Transcribe the material exactly. Images do not belong in the copy.

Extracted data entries
..............................
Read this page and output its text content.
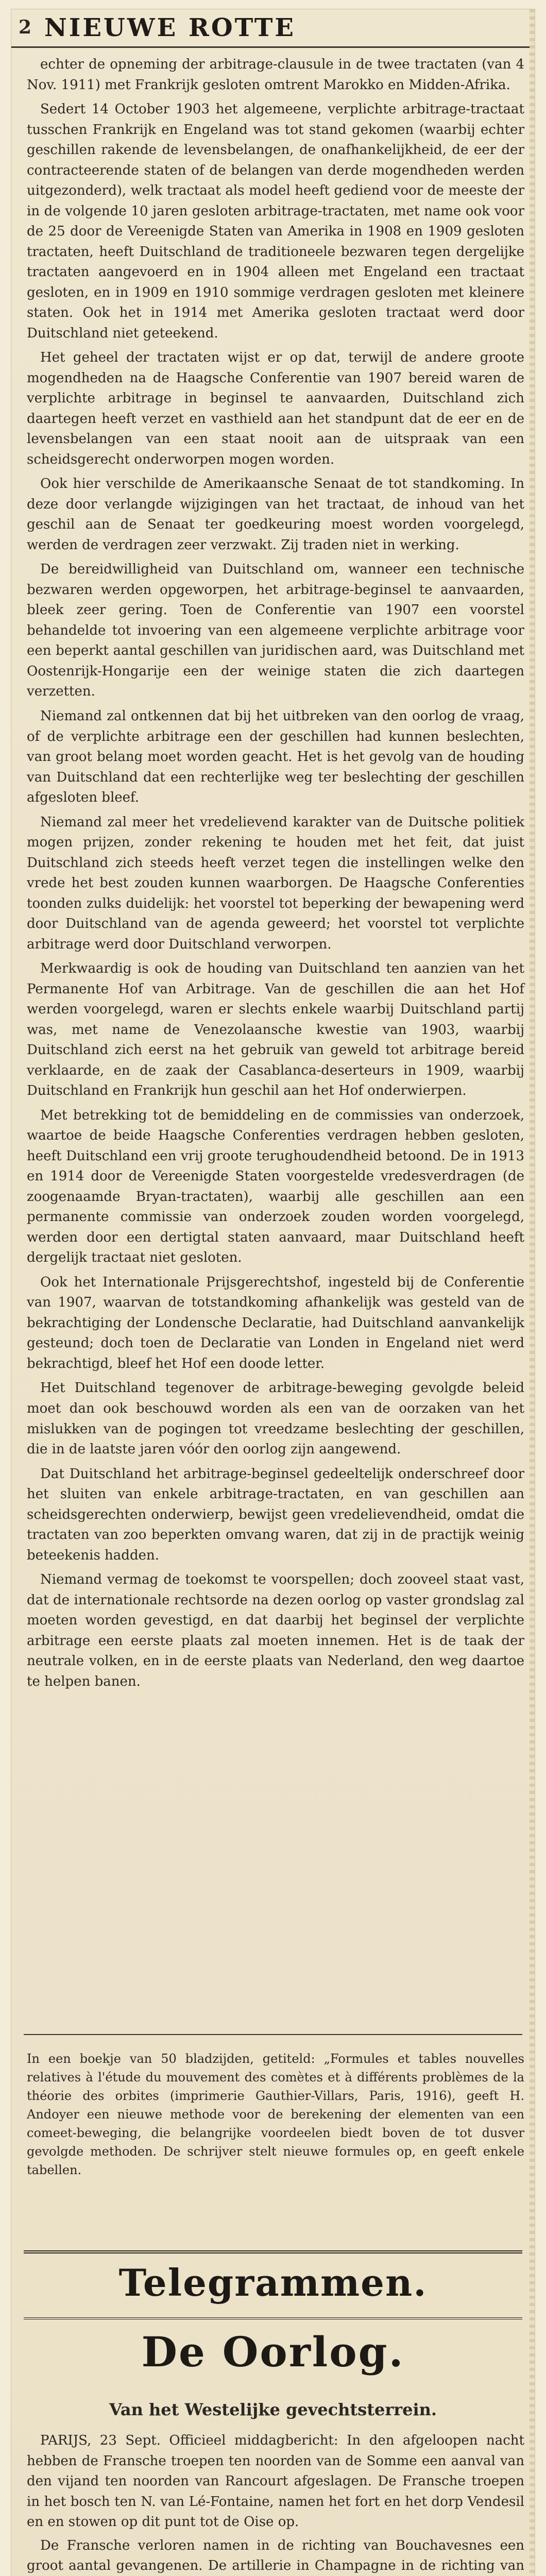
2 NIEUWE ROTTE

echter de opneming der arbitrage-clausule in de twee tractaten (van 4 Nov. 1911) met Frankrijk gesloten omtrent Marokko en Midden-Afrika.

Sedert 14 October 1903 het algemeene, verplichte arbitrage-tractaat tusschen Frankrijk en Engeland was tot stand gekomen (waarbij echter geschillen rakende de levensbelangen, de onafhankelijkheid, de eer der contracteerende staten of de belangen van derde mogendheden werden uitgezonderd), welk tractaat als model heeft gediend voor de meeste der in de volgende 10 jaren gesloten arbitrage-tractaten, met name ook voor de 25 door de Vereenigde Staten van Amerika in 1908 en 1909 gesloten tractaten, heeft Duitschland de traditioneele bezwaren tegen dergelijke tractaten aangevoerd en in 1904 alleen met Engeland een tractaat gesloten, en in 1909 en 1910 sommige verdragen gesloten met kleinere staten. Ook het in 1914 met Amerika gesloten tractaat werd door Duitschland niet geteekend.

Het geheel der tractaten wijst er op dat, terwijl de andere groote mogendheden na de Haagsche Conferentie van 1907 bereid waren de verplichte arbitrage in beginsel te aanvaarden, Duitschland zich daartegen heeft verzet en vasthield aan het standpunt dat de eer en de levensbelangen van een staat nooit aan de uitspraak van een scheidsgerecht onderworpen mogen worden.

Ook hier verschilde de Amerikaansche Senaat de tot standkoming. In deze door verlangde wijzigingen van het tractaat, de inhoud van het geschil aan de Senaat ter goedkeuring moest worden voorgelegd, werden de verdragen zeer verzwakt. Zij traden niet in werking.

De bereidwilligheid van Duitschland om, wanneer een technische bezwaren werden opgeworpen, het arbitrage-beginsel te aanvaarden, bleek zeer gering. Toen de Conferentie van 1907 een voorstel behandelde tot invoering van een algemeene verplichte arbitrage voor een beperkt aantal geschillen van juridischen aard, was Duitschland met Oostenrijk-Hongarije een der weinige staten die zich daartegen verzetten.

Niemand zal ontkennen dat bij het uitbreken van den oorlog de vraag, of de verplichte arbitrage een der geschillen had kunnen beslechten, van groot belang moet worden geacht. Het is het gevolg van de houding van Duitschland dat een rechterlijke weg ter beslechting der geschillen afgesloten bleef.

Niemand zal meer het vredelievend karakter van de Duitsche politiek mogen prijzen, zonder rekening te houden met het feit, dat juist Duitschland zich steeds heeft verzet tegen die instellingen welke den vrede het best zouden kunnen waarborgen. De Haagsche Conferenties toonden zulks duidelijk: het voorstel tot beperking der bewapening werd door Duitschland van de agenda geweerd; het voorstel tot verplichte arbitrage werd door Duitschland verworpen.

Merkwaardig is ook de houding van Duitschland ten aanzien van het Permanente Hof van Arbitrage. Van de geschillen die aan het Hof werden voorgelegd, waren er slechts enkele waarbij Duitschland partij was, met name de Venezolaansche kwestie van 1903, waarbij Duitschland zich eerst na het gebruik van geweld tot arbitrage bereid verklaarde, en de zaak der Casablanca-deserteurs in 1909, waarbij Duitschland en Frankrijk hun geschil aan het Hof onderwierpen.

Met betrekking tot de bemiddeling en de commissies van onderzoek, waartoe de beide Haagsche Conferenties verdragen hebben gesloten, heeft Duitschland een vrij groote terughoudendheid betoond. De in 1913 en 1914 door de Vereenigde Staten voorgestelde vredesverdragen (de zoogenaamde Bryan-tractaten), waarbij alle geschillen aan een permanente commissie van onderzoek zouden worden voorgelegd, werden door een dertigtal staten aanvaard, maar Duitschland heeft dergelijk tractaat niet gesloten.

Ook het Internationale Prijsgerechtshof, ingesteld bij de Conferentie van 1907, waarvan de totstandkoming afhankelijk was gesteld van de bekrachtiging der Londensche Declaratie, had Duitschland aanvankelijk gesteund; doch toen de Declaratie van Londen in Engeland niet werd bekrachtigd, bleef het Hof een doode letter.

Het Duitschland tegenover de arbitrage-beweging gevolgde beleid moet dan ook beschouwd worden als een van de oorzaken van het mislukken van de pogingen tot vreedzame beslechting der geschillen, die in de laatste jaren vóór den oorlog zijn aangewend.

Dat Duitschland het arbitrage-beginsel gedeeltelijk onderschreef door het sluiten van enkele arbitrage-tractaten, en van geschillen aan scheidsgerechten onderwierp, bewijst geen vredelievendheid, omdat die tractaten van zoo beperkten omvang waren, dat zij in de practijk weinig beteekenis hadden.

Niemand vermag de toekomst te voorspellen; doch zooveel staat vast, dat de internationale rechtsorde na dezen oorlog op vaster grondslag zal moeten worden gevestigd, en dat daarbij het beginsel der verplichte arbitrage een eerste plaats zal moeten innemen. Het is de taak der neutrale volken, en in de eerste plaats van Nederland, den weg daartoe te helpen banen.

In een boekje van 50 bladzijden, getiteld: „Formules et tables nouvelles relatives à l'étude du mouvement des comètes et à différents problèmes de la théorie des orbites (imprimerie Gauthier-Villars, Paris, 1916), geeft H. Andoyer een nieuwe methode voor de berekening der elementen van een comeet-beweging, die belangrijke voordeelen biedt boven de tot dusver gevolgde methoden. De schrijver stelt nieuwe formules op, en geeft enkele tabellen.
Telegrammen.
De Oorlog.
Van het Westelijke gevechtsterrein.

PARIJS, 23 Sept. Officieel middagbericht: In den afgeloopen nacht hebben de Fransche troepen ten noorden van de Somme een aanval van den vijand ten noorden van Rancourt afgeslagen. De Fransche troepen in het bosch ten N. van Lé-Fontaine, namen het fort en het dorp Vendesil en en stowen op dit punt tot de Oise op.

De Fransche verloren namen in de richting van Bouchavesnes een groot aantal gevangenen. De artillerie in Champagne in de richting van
..............................
Answer below |
Read this page and output its text content.
2 NIEUWE ROTTE

echter de opneming der arbitrage-clausule in de twee tractaten (van 4 Nov. 1911) met Frankrijk gesloten omtrent Marokko en Midden-Afrika.

Sedert 14 October 1903 het algemeene, verplichte arbitrage-tractaat tusschen Frankrijk en Engeland was tot stand gekomen (waarbij echter geschillen rakende de levensbelangen, de onafhankelijkheid, de eer der contracteerende staten of de belangen van derde mogendheden werden uitgezonderd), welk tractaat als model heeft gediend voor de meeste der in de volgende 10 jaren gesloten arbitrage-tractaten, met name ook voor de 25 door de Vereenigde Staten van Amerika in 1908 en 1909 gesloten tractaten, heeft Duitschland de traditioneele bezwaren tegen dergelijke tractaten aangevoerd en in 1904 alleen met Engeland een tractaat gesloten, en in 1909 en 1910 sommige verdragen gesloten met kleinere staten. Ook het in 1914 met Amerika gesloten tractaat werd door Duitschland niet geteekend.

Het geheel der tractaten wijst er op dat, terwijl de andere groote mogendheden na de Haagsche Conferentie van 1907 bereid waren de verplichte arbitrage in beginsel te aanvaarden, Duitschland zich daartegen heeft verzet en vasthield aan het standpunt dat de eer en de levensbelangen van een staat nooit aan de uitspraak van een scheidsgerecht onderworpen mogen worden.

Ook hier verschilde de Amerikaansche Senaat de tot standkoming. In deze door verlangde wijzigingen van het tractaat, de inhoud van het geschil aan de Senaat ter goedkeuring moest worden voorgelegd, werden de verdragen zeer verzwakt. Zij traden niet in werking.

De bereidwilligheid van Duitschland om, wanneer een technische bezwaren werden opgeworpen, het arbitrage-beginsel te aanvaarden, bleek zeer gering. Toen de Conferentie van 1907 een voorstel behandelde tot invoering van een algemeene verplichte arbitrage voor een beperkt aantal geschillen van juridischen aard, was Duitschland met Oostenrijk-Hongarije een der weinige staten die zich daartegen verzetten.

Niemand zal ontkennen dat bij het uitbreken van den oorlog de vraag, of de verplichte arbitrage een der geschillen had kunnen beslechten, van groot belang moet worden geacht. Het is het gevolg van de houding van Duitschland dat een rechterlijke weg ter beslechting der geschillen afgesloten bleef.

Niemand zal meer het vredelievend karakter van de Duitsche politiek mogen prijzen, zonder rekening te houden met het feit, dat juist Duitschland zich steeds heeft verzet tegen die instellingen welke den vrede het best zouden kunnen waarborgen. De Haagsche Conferenties toonden zulks duidelijk: het voorstel tot beperking der bewapening werd door Duitschland van de agenda geweerd; het voorstel tot verplichte arbitrage werd door Duitschland verworpen.

Merkwaardig is ook de houding van Duitschland ten aanzien van het Permanente Hof van Arbitrage. Van de geschillen die aan het Hof werden voorgelegd, waren er slechts enkele waarbij Duitschland partij was, met name de Venezolaansche kwestie van 1903, waarbij Duitschland zich eerst na het gebruik van geweld tot arbitrage bereid verklaarde, en de zaak der Casablanca-deserteurs in 1909, waarbij Duitschland en Frankrijk hun geschil aan het Hof onderwierpen.

Met betrekking tot de bemiddeling en de commissies van onderzoek, waartoe de beide Haagsche Conferenties verdragen hebben gesloten, heeft Duitschland een vrij groote terughoudendheid betoond. De in 1913 en 1914 door de Vereenigde Staten voorgestelde vredesverdragen (de zoogenaamde Bryan-tractaten), waarbij alle geschillen aan een permanente commissie van onderzoek zouden worden voorgelegd, werden door een dertigtal staten aanvaard, maar Duitschland heeft dergelijk tractaat niet gesloten.

Ook het Internationale Prijsgerechtshof, ingesteld bij de Conferentie van 1907, waarvan de totstandkoming afhankelijk was gesteld van de bekrachtiging der Londensche Declaratie, had Duitschland aanvankelijk gesteund; doch toen de Declaratie van Londen in Engeland niet werd bekrachtigd, bleef het Hof een doode letter.

Het Duitschland tegenover de arbitrage-beweging gevolgde beleid moet dan ook beschouwd worden als een van de oorzaken van het mislukken van de pogingen tot vreedzame beslechting der geschillen, die in de laatste jaren vóór den oorlog zijn aangewend.

Dat Duitschland het arbitrage-beginsel gedeeltelijk onderschreef door het sluiten van enkele arbitrage-tractaten, en van geschillen aan scheidsgerechten onderwierp, bewijst geen vredelievendheid, omdat die tractaten van zoo beperkten omvang waren, dat zij in de practijk weinig beteekenis hadden.

Niemand vermag de toekomst te voorspellen; doch zooveel staat vast, dat de internationale rechtsorde na dezen oorlog op vaster grondslag zal moeten worden gevestigd, en dat daarbij het beginsel der verplichte arbitrage een eerste plaats zal moeten innemen. Het is de taak der neutrale volken, en in de eerste plaats van Nederland, den weg daartoe te helpen banen.

In een boekje van 50 bladzijden, getiteld: „Formules et tables nouvelles relatives à l'étude du mouvement des comètes et à différents problèmes de la théorie des orbites (imprimerie Gauthier-Villars, Paris, 1916), geeft H. Andoyer een nieuwe methode voor de berekening der elementen van een comeet-beweging, die belangrijke voordeelen biedt boven de tot dusver gevolgde methoden. De schrijver stelt nieuwe formules op, en geeft enkele tabellen.
Telegrammen.
De Oorlog.
Van het Westelijke gevechtsterrein.

PARIJS, 23 Sept. Officieel middagbericht: In den afgeloopen nacht hebben de Fransche troepen ten noorden van de Somme een aanval van den vijand ten noorden van Rancourt afgeslagen. De Fransche troepen in het bosch ten N. van Lé-Fontaine, namen het fort en het dorp Vendesil en en stowen op dit punt tot de Oise op.

De Fransche verloren namen in de richting van Bouchavesnes een groot aantal gevangenen. De artillerie in Champagne in de richting van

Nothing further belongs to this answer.